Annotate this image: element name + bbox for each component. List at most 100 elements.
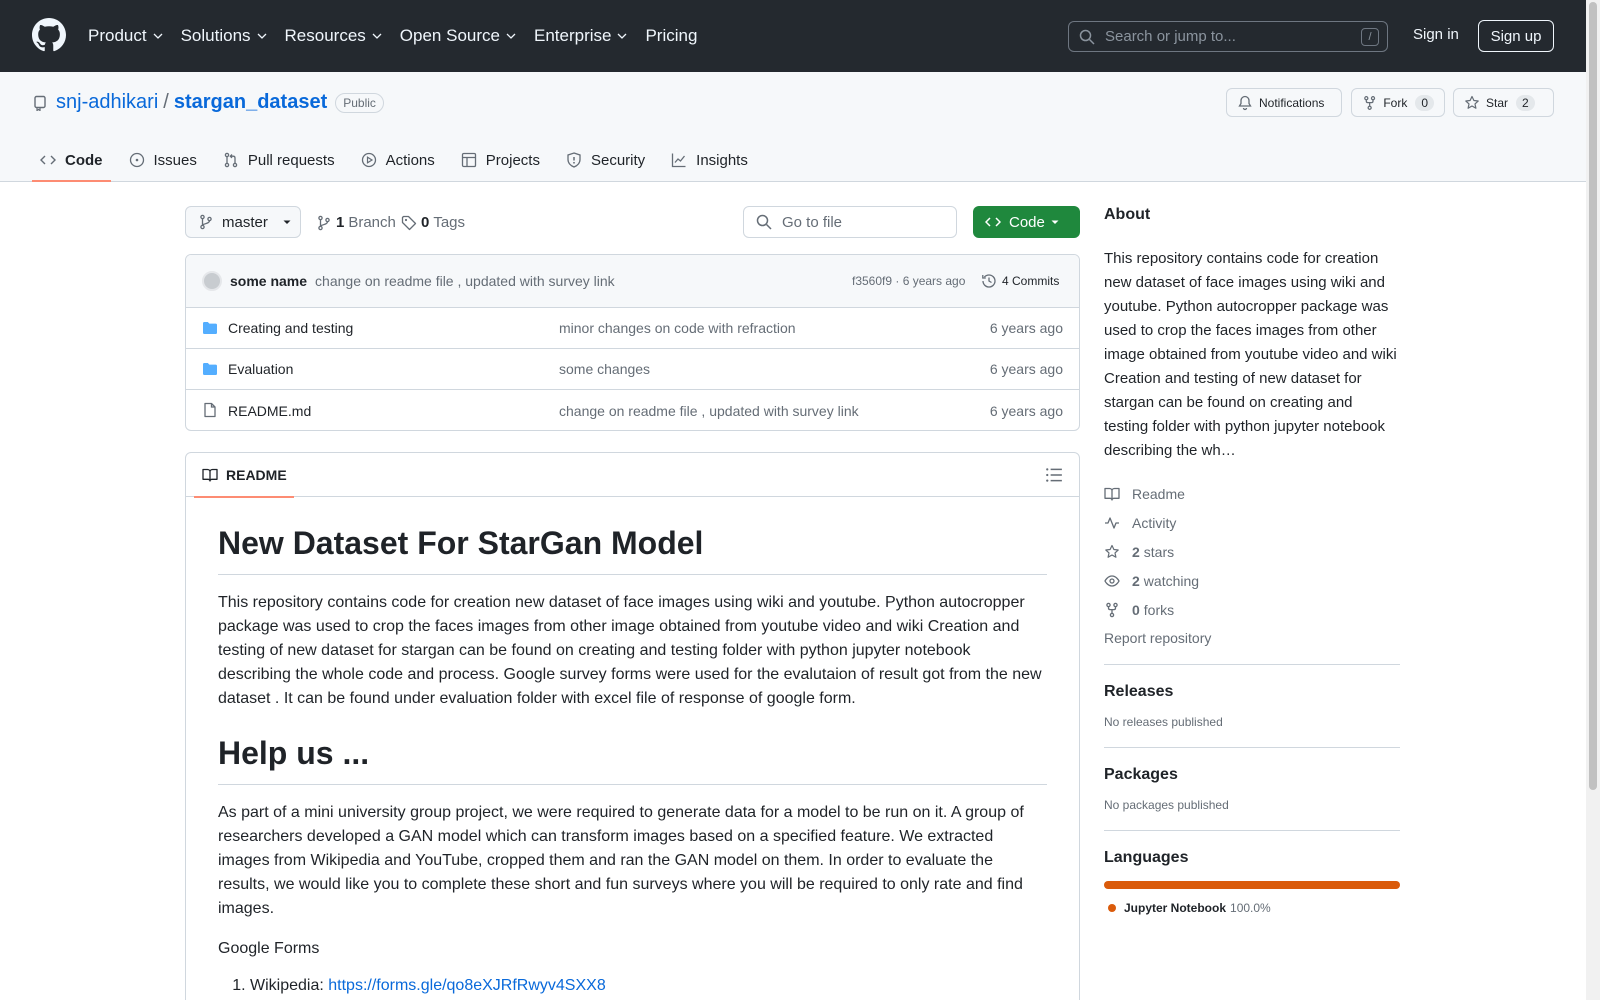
file-commit-message[interactable]: minor changes on code with refraction bbox=[559, 320, 796, 336]
commit-hash-age[interactable]: f3560f9 · 6 years ago bbox=[852, 274, 965, 288]
sign-up-button[interactable]: Sign up bbox=[1478, 20, 1554, 52]
nav-open-source[interactable]: Open Source bbox=[400, 26, 516, 46]
list-icon[interactable] bbox=[1045, 466, 1063, 484]
star-icon bbox=[1105, 544, 1119, 558]
watching-link[interactable]: 2 watching bbox=[1104, 566, 1400, 595]
readme-panel: README New Dataset For StarGan Model Thi… bbox=[185, 452, 1080, 1000]
commit-author[interactable]: some name bbox=[230, 273, 307, 289]
code-dropdown-button[interactable]: Code bbox=[973, 206, 1080, 238]
nav-product[interactable]: Product bbox=[88, 26, 163, 46]
report-repository-link[interactable]: Report repository bbox=[1104, 630, 1400, 646]
nav-solutions[interactable]: Solutions bbox=[181, 26, 267, 46]
releases-title[interactable]: Releases bbox=[1104, 683, 1400, 701]
releases-section: Releases No releases published bbox=[1104, 664, 1400, 729]
sign-in-link[interactable]: Sign in bbox=[1413, 26, 1459, 43]
issue-icon bbox=[129, 152, 144, 168]
github-logo-icon[interactable] bbox=[32, 18, 66, 52]
file-name-link[interactable]: Creating and testing bbox=[228, 320, 353, 336]
tab-actions[interactable]: Actions bbox=[353, 138, 443, 182]
caret-down-icon bbox=[283, 220, 291, 224]
commit-message[interactable]: change on readme file , updated with sur… bbox=[315, 273, 615, 289]
readme-tab[interactable]: README bbox=[194, 453, 294, 498]
repo-owner-link[interactable]: snj-adhikari bbox=[56, 91, 158, 114]
notifications-button[interactable]: Notifications bbox=[1226, 88, 1342, 117]
branch-selector-button[interactable]: master bbox=[185, 206, 301, 238]
nav-pricing-label: Pricing bbox=[645, 26, 698, 45]
readme-link[interactable]: Readme bbox=[1104, 479, 1400, 508]
avatar[interactable] bbox=[202, 271, 222, 291]
readme-list: Wikipedia: https://forms.gle/qo8eXJRfRwy… bbox=[250, 977, 1047, 995]
branch-count: 1 bbox=[336, 214, 345, 231]
book-icon bbox=[1104, 487, 1120, 501]
language-bar bbox=[1104, 881, 1400, 889]
file-browser: some name change on readme file , update… bbox=[185, 254, 1080, 431]
branch-icon bbox=[200, 214, 212, 230]
packages-title[interactable]: Packages bbox=[1104, 766, 1400, 784]
tab-pull-requests-label: Pull requests bbox=[247, 151, 335, 169]
releases-empty-text: No releases published bbox=[1104, 715, 1223, 729]
chevron-down-icon bbox=[153, 33, 163, 39]
repo-title: snj-adhikari / stargan_dataset Public bbox=[32, 91, 384, 114]
search-shortcut-key: / bbox=[1361, 28, 1379, 46]
watching-label: watching bbox=[1143, 572, 1200, 589]
forks-count: 0 bbox=[1132, 601, 1140, 618]
file-row: Evaluation some changes 6 years ago bbox=[186, 349, 1079, 390]
graph-icon bbox=[672, 153, 686, 168]
folder-icon bbox=[203, 322, 217, 334]
language-name: Jupyter Notebook bbox=[1124, 901, 1227, 915]
file-name-link[interactable]: README.md bbox=[228, 403, 311, 419]
nav-resources[interactable]: Resources bbox=[285, 26, 382, 46]
stars-count: 2 bbox=[1132, 543, 1140, 560]
list-item: Wikipedia: https://forms.gle/qo8eXJRfRwy… bbox=[250, 977, 1047, 995]
activity-link[interactable]: Activity bbox=[1104, 508, 1400, 537]
language-item[interactable]: Jupyter Notebook 100.0% bbox=[1104, 901, 1400, 915]
fork-count: 0 bbox=[1415, 94, 1434, 111]
tab-issues[interactable]: Issues bbox=[121, 138, 205, 182]
activity-link-label: Activity bbox=[1132, 514, 1177, 531]
tab-security-label: Security bbox=[590, 151, 646, 169]
nav-open-source-label: Open Source bbox=[399, 26, 500, 45]
tab-projects[interactable]: Projects bbox=[453, 138, 548, 182]
tab-pull-requests[interactable]: Pull requests bbox=[215, 138, 343, 182]
survey-link[interactable]: https://forms.gle/qo8eXJRfRwyv4SXX8 bbox=[328, 977, 605, 994]
forks-link[interactable]: 0 forks bbox=[1104, 595, 1400, 624]
tags-link[interactable]: 0 Tags bbox=[401, 214, 465, 231]
file-name-link[interactable]: Evaluation bbox=[228, 361, 293, 377]
branch-icon bbox=[318, 215, 330, 230]
nav-pricing[interactable]: Pricing bbox=[645, 26, 697, 46]
readme-subheading: Help us ... bbox=[218, 735, 1047, 785]
stars-link[interactable]: 2 stars bbox=[1104, 537, 1400, 566]
tab-code[interactable]: Code bbox=[32, 138, 111, 182]
repo-header: snj-adhikari / stargan_dataset Public No… bbox=[0, 72, 1586, 182]
commits-count-label: 4 Commits bbox=[1002, 274, 1060, 288]
tab-actions-label: Actions bbox=[385, 151, 435, 169]
chevron-down-icon bbox=[618, 33, 627, 39]
fork-label: Fork bbox=[1383, 95, 1408, 110]
file-commit-message[interactable]: some changes bbox=[559, 361, 650, 377]
global-header: Product Solutions Resources Open Source … bbox=[0, 0, 1586, 72]
readme-tab-label: README bbox=[226, 467, 287, 483]
tab-insights[interactable]: Insights bbox=[663, 138, 756, 182]
star-button[interactable]: Star 2 bbox=[1453, 88, 1554, 117]
tab-code-label: Code bbox=[65, 151, 103, 169]
page-scrollbar[interactable] bbox=[1586, 0, 1600, 1000]
eye-icon bbox=[1104, 574, 1120, 587]
go-to-file-input[interactable]: Go to file bbox=[743, 206, 957, 238]
file-commit-message[interactable]: change on readme file , updated with sur… bbox=[559, 403, 859, 419]
nav-enterprise[interactable]: Enterprise bbox=[534, 26, 627, 46]
global-search-input[interactable]: Search or jump to... / bbox=[1068, 21, 1388, 52]
commits-link[interactable]: 4 Commits bbox=[981, 273, 1059, 289]
tab-security[interactable]: Security bbox=[558, 138, 653, 182]
search-placeholder: Search or jump to... bbox=[1105, 28, 1236, 45]
stars-label: stars bbox=[1143, 543, 1175, 560]
tag-icon bbox=[401, 215, 417, 230]
fork-button[interactable]: Fork 0 bbox=[1351, 88, 1445, 117]
scrollbar-thumb[interactable] bbox=[1589, 2, 1597, 790]
languages-title: Languages bbox=[1104, 849, 1189, 866]
search-icon bbox=[1079, 29, 1095, 45]
fork-icon bbox=[1364, 95, 1376, 110]
tab-issues-label: Issues bbox=[153, 151, 197, 169]
branches-link[interactable]: 1 Branch bbox=[316, 214, 396, 231]
repo-name-link[interactable]: stargan_dataset bbox=[174, 91, 327, 114]
pull-request-icon bbox=[224, 152, 238, 168]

──────────────────────────────

■ **THE EXERCISE**
Reproduce all of the material above, replacing every occurrence of "bbox" with "box" and changing nothing else. Leave the pictures out of your answer.

■ **SOLUTION TO THE PROBLEM**
Annotate this image: element name + box for each component. List at most 100 elements.
file-commit-message[interactable]: minor changes on code with refraction box=[559, 320, 796, 336]
commit-hash-age[interactable]: f3560f9 · 6 years ago box=[852, 274, 965, 288]
sign-up-button[interactable]: Sign up box=[1478, 20, 1554, 52]
nav-open-source[interactable]: Open Source box=[400, 26, 516, 46]
list-icon[interactable] box=[1045, 466, 1063, 484]
star-icon box=[1105, 544, 1119, 558]
watching-link[interactable]: 2 watching box=[1104, 566, 1400, 595]
readme-panel: README New Dataset For StarGan Model Thi… box=[185, 452, 1080, 1000]
commit-author[interactable]: some name box=[230, 273, 307, 289]
code-dropdown-button[interactable]: Code box=[973, 206, 1080, 238]
nav-product[interactable]: Product box=[88, 26, 163, 46]
report-repository-link[interactable]: Report repository box=[1104, 630, 1400, 646]
nav-solutions[interactable]: Solutions box=[181, 26, 267, 46]
releases-title[interactable]: Releases box=[1104, 683, 1400, 701]
releases-section: Releases No releases published box=[1104, 664, 1400, 729]
sign-in-link[interactable]: Sign in box=[1413, 26, 1459, 43]
issue-icon box=[129, 152, 144, 168]
github-logo-icon[interactable] box=[32, 18, 66, 52]
file-name-link[interactable]: Creating and testing box=[228, 320, 353, 336]
tab-actions[interactable]: Actions box=[353, 138, 443, 182]
caret-down-icon box=[283, 220, 291, 224]
commit-message[interactable]: change on readme file , updated with sur… box=[315, 273, 615, 289]
readme-tab[interactable]: README box=[194, 453, 294, 498]
repo-owner-link[interactable]: snj-adhikari box=[56, 91, 158, 114]
notifications-button[interactable]: Notifications box=[1226, 88, 1342, 117]
branch-selector-button[interactable]: master box=[185, 206, 301, 238]
nav-pricing-label: Pricing box=[645, 26, 698, 45]
readme-link[interactable]: Readme box=[1104, 479, 1400, 508]
avatar[interactable] box=[202, 271, 222, 291]
readme-list: Wikipedia: https://forms.gle/qo8eXJRfRwy… box=[250, 977, 1047, 995]
branch-count: 1 box=[336, 214, 345, 231]
book-icon box=[1104, 487, 1120, 501]
language-bar box=[1104, 881, 1400, 889]
file-browser: some name change on readme file , update… box=[185, 254, 1080, 431]
branch-icon box=[200, 214, 212, 230]
packages-title[interactable]: Packages box=[1104, 766, 1400, 784]
tab-pull-requests-label: Pull requests box=[247, 151, 335, 169]
releases-empty-text: No releases published box=[1104, 715, 1223, 729]
chevron-down-icon box=[153, 33, 163, 39]
repo-title: snj-adhikari / stargan_dataset Public box=[32, 91, 384, 114]
search-shortcut-key: / box=[1361, 28, 1379, 46]
watching-label: watching box=[1143, 572, 1200, 589]
forks-count: 0 box=[1132, 601, 1140, 618]
file-row: Evaluation some changes 6 years ago box=[186, 349, 1079, 390]
graph-icon box=[672, 153, 686, 168]
folder-icon box=[203, 322, 217, 334]
language-name: Jupyter Notebook box=[1124, 901, 1227, 915]
file-name-link[interactable]: README.md box=[228, 403, 311, 419]
nav-resources[interactable]: Resources box=[285, 26, 382, 46]
stars-count: 2 box=[1132, 543, 1140, 560]
list-item: Wikipedia: https://forms.gle/qo8eXJRfRwy… box=[250, 977, 1047, 995]
activity-link[interactable]: Activity box=[1104, 508, 1400, 537]
language-item[interactable]: Jupyter Notebook 100.0% box=[1104, 901, 1400, 915]
fork-count: 0 box=[1415, 94, 1434, 111]
tab-issues[interactable]: Issues box=[121, 138, 205, 182]
activity-link-label: Activity box=[1132, 514, 1177, 531]
tab-security-label: Security box=[590, 151, 646, 169]
nav-open-source-label: Open Source box=[399, 26, 500, 45]
tab-projects[interactable]: Projects box=[453, 138, 548, 182]
tab-pull-requests[interactable]: Pull requests box=[215, 138, 343, 182]
survey-link[interactable]: https://forms.gle/qo8eXJRfRwyv4SXX8 box=[328, 977, 605, 994]
forks-link[interactable]: 0 forks box=[1104, 595, 1400, 624]
tags-link[interactable]: 0 Tags box=[401, 214, 465, 231]
file-name-link[interactable]: Evaluation box=[228, 361, 293, 377]
branch-icon box=[318, 215, 330, 230]
nav-pricing[interactable]: Pricing box=[645, 26, 697, 46]
readme-subheading: Help us ... box=[218, 735, 1047, 785]
stars-link[interactable]: 2 stars box=[1104, 537, 1400, 566]
tab-code[interactable]: Code box=[32, 138, 111, 182]
repo-header: snj-adhikari / stargan_dataset Public No… box=[0, 72, 1586, 182]
commits-count-label: 4 Commits box=[1002, 274, 1060, 288]
tab-actions-label: Actions box=[385, 151, 435, 169]
chevron-down-icon box=[618, 33, 627, 39]
fork-label: Fork box=[1383, 95, 1408, 110]
file-commit-message[interactable]: some changes box=[559, 361, 650, 377]
global-header: Product Solutions Resources Open Source … box=[0, 0, 1586, 72]
readme-tab-label: README box=[226, 467, 287, 483]
tab-insights[interactable]: Insights box=[663, 138, 756, 182]
star-button[interactable]: Star 2 box=[1453, 88, 1554, 117]
tab-code-label: Code box=[65, 151, 103, 169]
page-scrollbar[interactable] box=[1586, 0, 1600, 1000]
eye-icon box=[1104, 574, 1120, 587]
go-to-file-input[interactable]: Go to file box=[743, 206, 957, 238]
file-commit-message[interactable]: change on readme file , updated with sur… box=[559, 403, 859, 419]
nav-enterprise[interactable]: Enterprise box=[534, 26, 627, 46]
global-search-input[interactable]: Search or jump to... / box=[1068, 21, 1388, 52]
commits-link[interactable]: 4 Commits box=[981, 273, 1059, 289]
tab-security[interactable]: Security box=[558, 138, 653, 182]
search-placeholder: Search or jump to... box=[1105, 28, 1236, 45]
stars-label: stars box=[1143, 543, 1175, 560]
tag-icon box=[401, 215, 417, 230]
fork-button[interactable]: Fork 0 box=[1351, 88, 1445, 117]
scrollbar-thumb[interactable] box=[1589, 2, 1597, 790]
languages-title: Languages box=[1104, 849, 1189, 866]
search-icon box=[1079, 29, 1095, 45]
fork-icon box=[1364, 95, 1376, 110]
tab-issues-label: Issues box=[153, 151, 197, 169]
branches-link[interactable]: 1 Branch box=[316, 214, 396, 231]
repo-name-link[interactable]: stargan_dataset box=[174, 91, 327, 114]
pull-request-icon box=[224, 152, 238, 168]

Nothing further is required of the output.